Task statement -> Take the material below and write it all out again exactly.

Dataset entries on figures:

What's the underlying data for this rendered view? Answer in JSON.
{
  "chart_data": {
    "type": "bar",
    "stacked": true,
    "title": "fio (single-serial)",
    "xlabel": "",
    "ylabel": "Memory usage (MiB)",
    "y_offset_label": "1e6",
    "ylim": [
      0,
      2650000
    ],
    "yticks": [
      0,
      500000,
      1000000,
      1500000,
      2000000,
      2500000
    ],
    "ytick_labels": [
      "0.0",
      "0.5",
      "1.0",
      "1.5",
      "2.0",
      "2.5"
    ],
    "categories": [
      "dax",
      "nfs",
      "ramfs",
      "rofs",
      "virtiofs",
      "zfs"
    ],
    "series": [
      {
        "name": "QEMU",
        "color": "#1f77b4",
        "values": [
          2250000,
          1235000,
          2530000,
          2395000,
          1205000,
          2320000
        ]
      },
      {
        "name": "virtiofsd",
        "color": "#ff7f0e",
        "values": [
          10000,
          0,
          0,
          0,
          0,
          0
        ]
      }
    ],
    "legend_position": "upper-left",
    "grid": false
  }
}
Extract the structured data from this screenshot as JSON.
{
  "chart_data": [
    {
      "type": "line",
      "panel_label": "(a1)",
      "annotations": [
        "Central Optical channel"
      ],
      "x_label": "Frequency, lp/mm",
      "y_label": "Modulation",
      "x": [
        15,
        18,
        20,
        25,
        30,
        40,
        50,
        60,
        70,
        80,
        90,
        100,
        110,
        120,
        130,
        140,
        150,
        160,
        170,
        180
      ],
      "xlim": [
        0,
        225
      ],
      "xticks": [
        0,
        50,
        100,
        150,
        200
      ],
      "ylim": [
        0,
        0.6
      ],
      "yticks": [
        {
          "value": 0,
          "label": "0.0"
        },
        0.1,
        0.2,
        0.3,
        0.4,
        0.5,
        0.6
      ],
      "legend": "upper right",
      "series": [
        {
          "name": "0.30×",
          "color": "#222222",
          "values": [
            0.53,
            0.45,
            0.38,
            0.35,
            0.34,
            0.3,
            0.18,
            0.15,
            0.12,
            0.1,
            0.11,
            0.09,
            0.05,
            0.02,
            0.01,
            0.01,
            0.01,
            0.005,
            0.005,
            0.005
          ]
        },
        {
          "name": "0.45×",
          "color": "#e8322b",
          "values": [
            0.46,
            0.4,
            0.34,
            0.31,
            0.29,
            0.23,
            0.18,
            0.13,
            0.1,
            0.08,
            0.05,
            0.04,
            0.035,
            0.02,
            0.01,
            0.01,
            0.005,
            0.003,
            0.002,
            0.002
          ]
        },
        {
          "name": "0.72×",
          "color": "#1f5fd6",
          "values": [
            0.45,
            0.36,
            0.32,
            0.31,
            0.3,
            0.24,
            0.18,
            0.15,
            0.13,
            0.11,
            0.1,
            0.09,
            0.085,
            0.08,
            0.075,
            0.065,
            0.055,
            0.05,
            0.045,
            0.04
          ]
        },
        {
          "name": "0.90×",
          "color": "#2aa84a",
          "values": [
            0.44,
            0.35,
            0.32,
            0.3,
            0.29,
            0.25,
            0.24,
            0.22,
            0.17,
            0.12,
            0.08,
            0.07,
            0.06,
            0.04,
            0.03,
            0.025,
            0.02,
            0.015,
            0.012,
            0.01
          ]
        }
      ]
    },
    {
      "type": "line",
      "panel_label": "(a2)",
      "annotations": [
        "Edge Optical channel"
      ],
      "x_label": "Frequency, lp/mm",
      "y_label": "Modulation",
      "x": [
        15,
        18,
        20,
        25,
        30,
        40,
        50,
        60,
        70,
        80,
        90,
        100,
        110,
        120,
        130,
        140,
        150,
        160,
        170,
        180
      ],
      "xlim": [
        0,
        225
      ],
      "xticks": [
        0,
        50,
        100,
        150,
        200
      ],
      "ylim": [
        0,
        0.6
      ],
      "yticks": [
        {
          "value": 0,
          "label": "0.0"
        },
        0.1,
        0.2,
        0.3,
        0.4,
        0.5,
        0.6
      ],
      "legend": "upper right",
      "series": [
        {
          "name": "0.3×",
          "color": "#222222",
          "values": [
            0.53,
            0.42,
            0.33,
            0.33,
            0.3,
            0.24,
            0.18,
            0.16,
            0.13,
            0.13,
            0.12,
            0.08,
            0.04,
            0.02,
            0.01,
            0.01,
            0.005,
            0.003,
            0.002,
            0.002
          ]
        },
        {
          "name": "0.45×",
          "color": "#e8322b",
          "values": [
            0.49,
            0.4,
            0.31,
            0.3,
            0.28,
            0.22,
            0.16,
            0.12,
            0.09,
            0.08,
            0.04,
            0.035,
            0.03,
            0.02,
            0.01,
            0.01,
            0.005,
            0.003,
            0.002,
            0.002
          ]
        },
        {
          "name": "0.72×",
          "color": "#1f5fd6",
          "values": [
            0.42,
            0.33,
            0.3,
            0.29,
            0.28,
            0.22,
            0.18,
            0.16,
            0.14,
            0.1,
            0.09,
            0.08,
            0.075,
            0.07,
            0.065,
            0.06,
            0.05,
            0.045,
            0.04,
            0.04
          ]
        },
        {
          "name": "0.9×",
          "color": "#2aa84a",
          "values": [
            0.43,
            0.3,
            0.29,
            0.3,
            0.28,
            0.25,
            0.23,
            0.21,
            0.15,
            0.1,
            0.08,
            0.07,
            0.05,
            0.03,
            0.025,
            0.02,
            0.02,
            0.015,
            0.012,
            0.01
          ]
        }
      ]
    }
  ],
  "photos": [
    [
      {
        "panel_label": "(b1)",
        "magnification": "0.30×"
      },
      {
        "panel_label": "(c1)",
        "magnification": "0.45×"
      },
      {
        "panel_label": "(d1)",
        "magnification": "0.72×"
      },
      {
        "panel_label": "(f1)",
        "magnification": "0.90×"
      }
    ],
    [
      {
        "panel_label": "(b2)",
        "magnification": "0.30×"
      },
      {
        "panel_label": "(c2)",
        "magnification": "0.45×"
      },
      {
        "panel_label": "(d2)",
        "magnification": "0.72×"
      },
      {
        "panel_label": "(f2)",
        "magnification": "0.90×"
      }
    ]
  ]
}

Correct output ->
What's the underlying data for this rendered view? Answer in JSON.
{
  "chart_data": {
    "type": "bar",
    "stacked": true,
    "title": "fio (single-serial)",
    "xlabel": "",
    "ylabel": "Memory usage (MiB)",
    "y_offset_label": "1e6",
    "ylim": [
      0,
      2650000
    ],
    "yticks": [
      0,
      500000,
      1000000,
      1500000,
      2000000,
      2500000
    ],
    "ytick_labels": [
      "0.0",
      "0.5",
      "1.0",
      "1.5",
      "2.0",
      "2.5"
    ],
    "categories": [
      "dax",
      "nfs",
      "ramfs",
      "rofs",
      "virtiofs",
      "zfs"
    ],
    "series": [
      {
        "name": "QEMU",
        "color": "#1f77b4",
        "values": [
          2250000,
          1235000,
          2530000,
          2395000,
          1205000,
          2320000
        ]
      },
      {
        "name": "virtiofsd",
        "color": "#ff7f0e",
        "values": [
          10000,
          0,
          0,
          0,
          0,
          0
        ]
      }
    ],
    "legend_position": "upper-left",
    "grid": false
  }
}
Extract the structured data from this screenshot as JSON.
{
  "chart_data": [
    {
      "type": "line",
      "panel_label": "(a1)",
      "annotations": [
        "Central Optical channel"
      ],
      "x_label": "Frequency, lp/mm",
      "y_label": "Modulation",
      "x": [
        15,
        18,
        20,
        25,
        30,
        40,
        50,
        60,
        70,
        80,
        90,
        100,
        110,
        120,
        130,
        140,
        150,
        160,
        170,
        180
      ],
      "xlim": [
        0,
        225
      ],
      "xticks": [
        0,
        50,
        100,
        150,
        200
      ],
      "ylim": [
        0,
        0.6
      ],
      "yticks": [
        {
          "value": 0,
          "label": "0.0"
        },
        0.1,
        0.2,
        0.3,
        0.4,
        0.5,
        0.6
      ],
      "legend": "upper right",
      "series": [
        {
          "name": "0.30×",
          "color": "#222222",
          "values": [
            0.53,
            0.45,
            0.38,
            0.35,
            0.34,
            0.3,
            0.18,
            0.15,
            0.12,
            0.1,
            0.11,
            0.09,
            0.05,
            0.02,
            0.01,
            0.01,
            0.01,
            0.005,
            0.005,
            0.005
          ]
        },
        {
          "name": "0.45×",
          "color": "#e8322b",
          "values": [
            0.46,
            0.4,
            0.34,
            0.31,
            0.29,
            0.23,
            0.18,
            0.13,
            0.1,
            0.08,
            0.05,
            0.04,
            0.035,
            0.02,
            0.01,
            0.01,
            0.005,
            0.003,
            0.002,
            0.002
          ]
        },
        {
          "name": "0.72×",
          "color": "#1f5fd6",
          "values": [
            0.45,
            0.36,
            0.32,
            0.31,
            0.3,
            0.24,
            0.18,
            0.15,
            0.13,
            0.11,
            0.1,
            0.09,
            0.085,
            0.08,
            0.075,
            0.065,
            0.055,
            0.05,
            0.045,
            0.04
          ]
        },
        {
          "name": "0.90×",
          "color": "#2aa84a",
          "values": [
            0.44,
            0.35,
            0.32,
            0.3,
            0.29,
            0.25,
            0.24,
            0.22,
            0.17,
            0.12,
            0.08,
            0.07,
            0.06,
            0.04,
            0.03,
            0.025,
            0.02,
            0.015,
            0.012,
            0.01
          ]
        }
      ]
    },
    {
      "type": "line",
      "panel_label": "(a2)",
      "annotations": [
        "Edge Optical channel"
      ],
      "x_label": "Frequency, lp/mm",
      "y_label": "Modulation",
      "x": [
        15,
        18,
        20,
        25,
        30,
        40,
        50,
        60,
        70,
        80,
        90,
        100,
        110,
        120,
        130,
        140,
        150,
        160,
        170,
        180
      ],
      "xlim": [
        0,
        225
      ],
      "xticks": [
        0,
        50,
        100,
        150,
        200
      ],
      "ylim": [
        0,
        0.6
      ],
      "yticks": [
        {
          "value": 0,
          "label": "0.0"
        },
        0.1,
        0.2,
        0.3,
        0.4,
        0.5,
        0.6
      ],
      "legend": "upper right",
      "series": [
        {
          "name": "0.3×",
          "color": "#222222",
          "values": [
            0.53,
            0.42,
            0.33,
            0.33,
            0.3,
            0.24,
            0.18,
            0.16,
            0.13,
            0.13,
            0.12,
            0.08,
            0.04,
            0.02,
            0.01,
            0.01,
            0.005,
            0.003,
            0.002,
            0.002
          ]
        },
        {
          "name": "0.45×",
          "color": "#e8322b",
          "values": [
            0.49,
            0.4,
            0.31,
            0.3,
            0.28,
            0.22,
            0.16,
            0.12,
            0.09,
            0.08,
            0.04,
            0.035,
            0.03,
            0.02,
            0.01,
            0.01,
            0.005,
            0.003,
            0.002,
            0.002
          ]
        },
        {
          "name": "0.72×",
          "color": "#1f5fd6",
          "values": [
            0.42,
            0.33,
            0.3,
            0.29,
            0.28,
            0.22,
            0.18,
            0.16,
            0.14,
            0.1,
            0.09,
            0.08,
            0.075,
            0.07,
            0.065,
            0.06,
            0.05,
            0.045,
            0.04,
            0.04
          ]
        },
        {
          "name": "0.9×",
          "color": "#2aa84a",
          "values": [
            0.43,
            0.3,
            0.29,
            0.3,
            0.28,
            0.25,
            0.23,
            0.21,
            0.15,
            0.1,
            0.08,
            0.07,
            0.05,
            0.03,
            0.025,
            0.02,
            0.02,
            0.015,
            0.012,
            0.01
          ]
        }
      ]
    }
  ],
  "photos": [
    [
      {
        "panel_label": "(b1)",
        "magnification": "0.30×"
      },
      {
        "panel_label": "(c1)",
        "magnification": "0.45×"
      },
      {
        "panel_label": "(d1)",
        "magnification": "0.72×"
      },
      {
        "panel_label": "(f1)",
        "magnification": "0.90×"
      }
    ],
    [
      {
        "panel_label": "(b2)",
        "magnification": "0.30×"
      },
      {
        "panel_label": "(c2)",
        "magnification": "0.45×"
      },
      {
        "panel_label": "(d2)",
        "magnification": "0.72×"
      },
      {
        "panel_label": "(f2)",
        "magnification": "0.90×"
      }
    ]
  ]
}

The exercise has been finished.